┌──
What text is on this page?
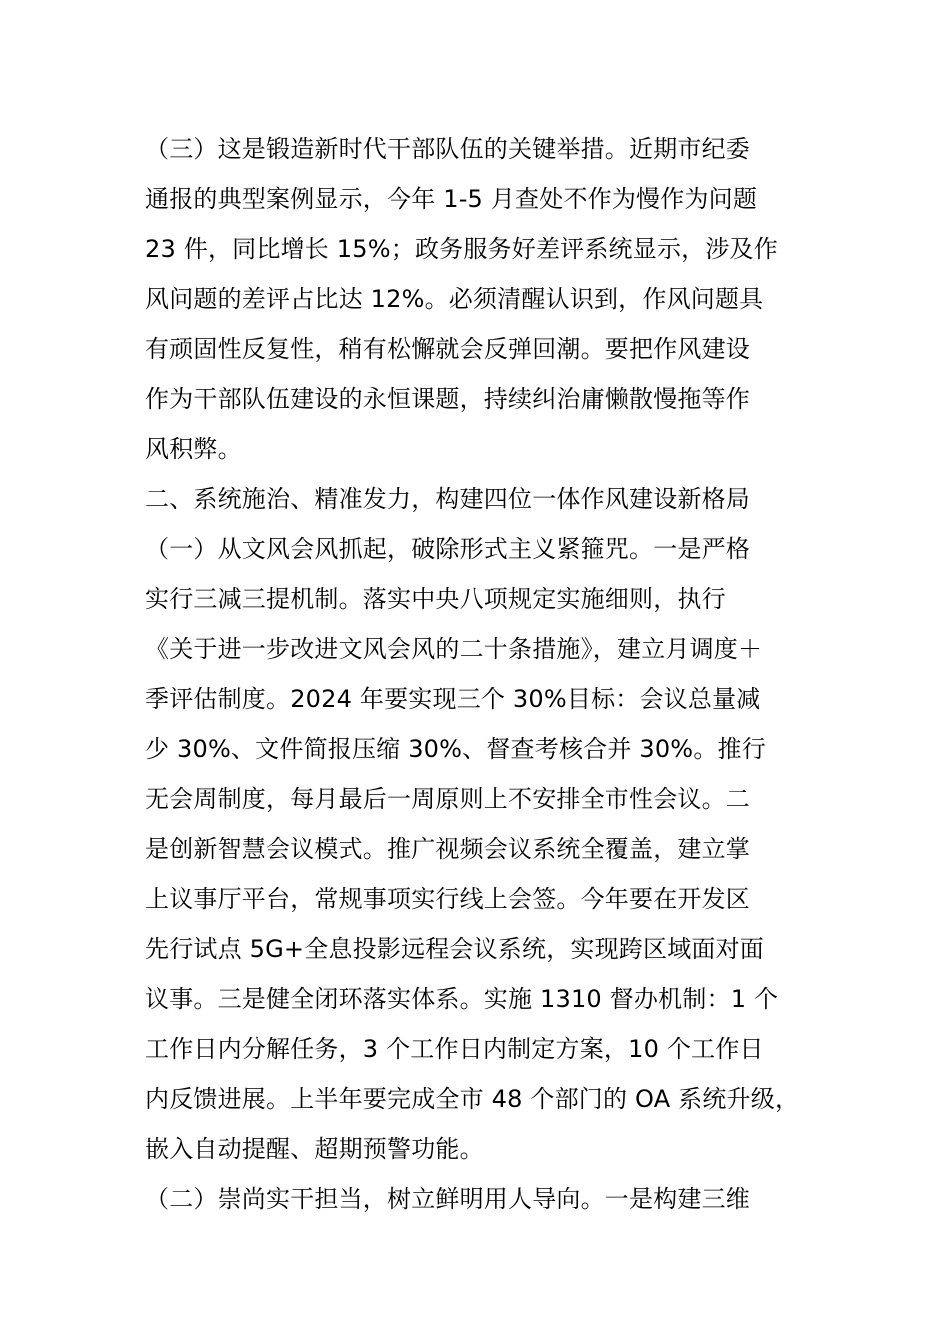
（三）这是锻造新时代干部队伍的关键举措。近期市纪委
通报的典型案例显示，今年 1-5 月查处不作为慢作为问题
23 件，同比增长 15%；政务服务好差评系统显示，涉及作
风问题的差评占比达 12%。必须清醒认识到，作风问题具
有顽固性反复性，稍有松懈就会反弹回潮。要把作风建设
作为干部队伍建设的永恒课题，持续纠治庸懒散慢拖等作
风积弊。
二、系统施治、精准发力，构建四位一体作风建设新格局
（一）从文风会风抓起，破除形式主义紧箍咒。一是严格
实行三减三提机制。落实中央八项规定实施细则，执行
《关于进一步改进文风会风的二十条措施》，建立月调度＋
季评估制度。2024 年要实现三个 30%目标：会议总量减
少 30%、文件简报压缩 30%、督查考核合并 30%。推行
无会周制度，每月最后一周原则上不安排全市性会议。二
是创新智慧会议模式。推广视频会议系统全覆盖，建立掌
上议事厅平台，常规事项实行线上会签。今年要在开发区
先行试点 5G+全息投影远程会议系统，实现跨区域面对面
议事。三是健全闭环落实体系。实施 1310 督办机制：1 个
工作日内分解任务，3 个工作日内制定方案，10 个工作日
内反馈进展。上半年要完成全市 48 个部门的 OA 系统升级，
嵌入自动提醒、超期预警功能。
（二）崇尚实干担当，树立鲜明用人导向。一是构建三维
└──
### TASK DIRECTIONS:
Your task is an exact transcription of all the data, minus the pictures.

### FULL RESPONSE:
What text is on this page?
（三）这是锻造新时代干部队伍的关键举措。近期市纪委
通报的典型案例显示，今年 1-5 月查处不作为慢作为问题
23 件，同比增长 15%；政务服务好差评系统显示，涉及作
风问题的差评占比达 12%。必须清醒认识到，作风问题具
有顽固性反复性，稍有松懈就会反弹回潮。要把作风建设
作为干部队伍建设的永恒课题，持续纠治庸懒散慢拖等作
风积弊。
二、系统施治、精准发力，构建四位一体作风建设新格局
（一）从文风会风抓起，破除形式主义紧箍咒。一是严格
实行三减三提机制。落实中央八项规定实施细则，执行
《关于进一步改进文风会风的二十条措施》，建立月调度＋
季评估制度。2024 年要实现三个 30%目标：会议总量减
少 30%、文件简报压缩 30%、督查考核合并 30%。推行
无会周制度，每月最后一周原则上不安排全市性会议。二
是创新智慧会议模式。推广视频会议系统全覆盖，建立掌
上议事厅平台，常规事项实行线上会签。今年要在开发区
先行试点 5G+全息投影远程会议系统，实现跨区域面对面
议事。三是健全闭环落实体系。实施 1310 督办机制：1 个
工作日内分解任务，3 个工作日内制定方案，10 个工作日
内反馈进展。上半年要完成全市 48 个部门的 OA 系统升级，
嵌入自动提醒、超期预警功能。
（二）崇尚实干担当，树立鲜明用人导向。一是构建三维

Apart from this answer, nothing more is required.